> [What the task asks]: Please reproduce every record, keeping each one exactly as written.

[Start of Records for the exercise]

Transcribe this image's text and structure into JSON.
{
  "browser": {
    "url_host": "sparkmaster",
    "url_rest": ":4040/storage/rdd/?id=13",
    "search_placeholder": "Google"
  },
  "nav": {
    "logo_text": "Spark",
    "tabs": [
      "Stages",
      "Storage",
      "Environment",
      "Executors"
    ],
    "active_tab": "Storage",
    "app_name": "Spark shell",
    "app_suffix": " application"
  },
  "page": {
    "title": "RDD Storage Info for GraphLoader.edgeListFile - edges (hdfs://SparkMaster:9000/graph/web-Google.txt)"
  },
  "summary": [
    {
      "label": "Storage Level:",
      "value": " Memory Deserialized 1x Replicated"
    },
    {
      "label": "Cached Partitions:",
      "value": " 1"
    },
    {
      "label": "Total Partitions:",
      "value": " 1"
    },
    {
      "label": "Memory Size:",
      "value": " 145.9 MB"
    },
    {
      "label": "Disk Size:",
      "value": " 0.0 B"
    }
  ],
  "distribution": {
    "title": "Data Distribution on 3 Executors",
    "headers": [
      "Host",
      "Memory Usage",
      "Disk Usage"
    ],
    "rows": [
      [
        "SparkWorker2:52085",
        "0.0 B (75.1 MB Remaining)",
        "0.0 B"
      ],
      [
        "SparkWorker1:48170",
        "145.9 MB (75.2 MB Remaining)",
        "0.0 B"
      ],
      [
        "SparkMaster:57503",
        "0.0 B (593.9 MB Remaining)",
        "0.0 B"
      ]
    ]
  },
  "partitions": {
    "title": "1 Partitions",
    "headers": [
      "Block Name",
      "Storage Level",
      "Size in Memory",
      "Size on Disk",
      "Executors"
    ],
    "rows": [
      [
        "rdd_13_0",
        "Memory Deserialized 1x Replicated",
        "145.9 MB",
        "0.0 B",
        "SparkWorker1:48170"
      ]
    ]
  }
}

[End of Records for the exercise]

> [Written response]:
Transcribe this image's text and structure into JSON.
{
  "browser": {
    "url_host": "sparkmaster",
    "url_rest": ":4040/storage/rdd/?id=13",
    "search_placeholder": "Google"
  },
  "nav": {
    "logo_text": "Spark",
    "tabs": [
      "Stages",
      "Storage",
      "Environment",
      "Executors"
    ],
    "active_tab": "Storage",
    "app_name": "Spark shell",
    "app_suffix": " application"
  },
  "page": {
    "title": "RDD Storage Info for GraphLoader.edgeListFile - edges (hdfs://SparkMaster:9000/graph/web-Google.txt)"
  },
  "summary": [
    {
      "label": "Storage Level:",
      "value": " Memory Deserialized 1x Replicated"
    },
    {
      "label": "Cached Partitions:",
      "value": " 1"
    },
    {
      "label": "Total Partitions:",
      "value": " 1"
    },
    {
      "label": "Memory Size:",
      "value": " 145.9 MB"
    },
    {
      "label": "Disk Size:",
      "value": " 0.0 B"
    }
  ],
  "distribution": {
    "title": "Data Distribution on 3 Executors",
    "headers": [
      "Host",
      "Memory Usage",
      "Disk Usage"
    ],
    "rows": [
      [
        "SparkWorker2:52085",
        "0.0 B (75.1 MB Remaining)",
        "0.0 B"
      ],
      [
        "SparkWorker1:48170",
        "145.9 MB (75.2 MB Remaining)",
        "0.0 B"
      ],
      [
        "SparkMaster:57503",
        "0.0 B (593.9 MB Remaining)",
        "0.0 B"
      ]
    ]
  },
  "partitions": {
    "title": "1 Partitions",
    "headers": [
      "Block Name",
      "Storage Level",
      "Size in Memory",
      "Size on Disk",
      "Executors"
    ],
    "rows": [
      [
        "rdd_13_0",
        "Memory Deserialized 1x Replicated",
        "145.9 MB",
        "0.0 B",
        "SparkWorker1:48170"
      ]
    ]
  }
}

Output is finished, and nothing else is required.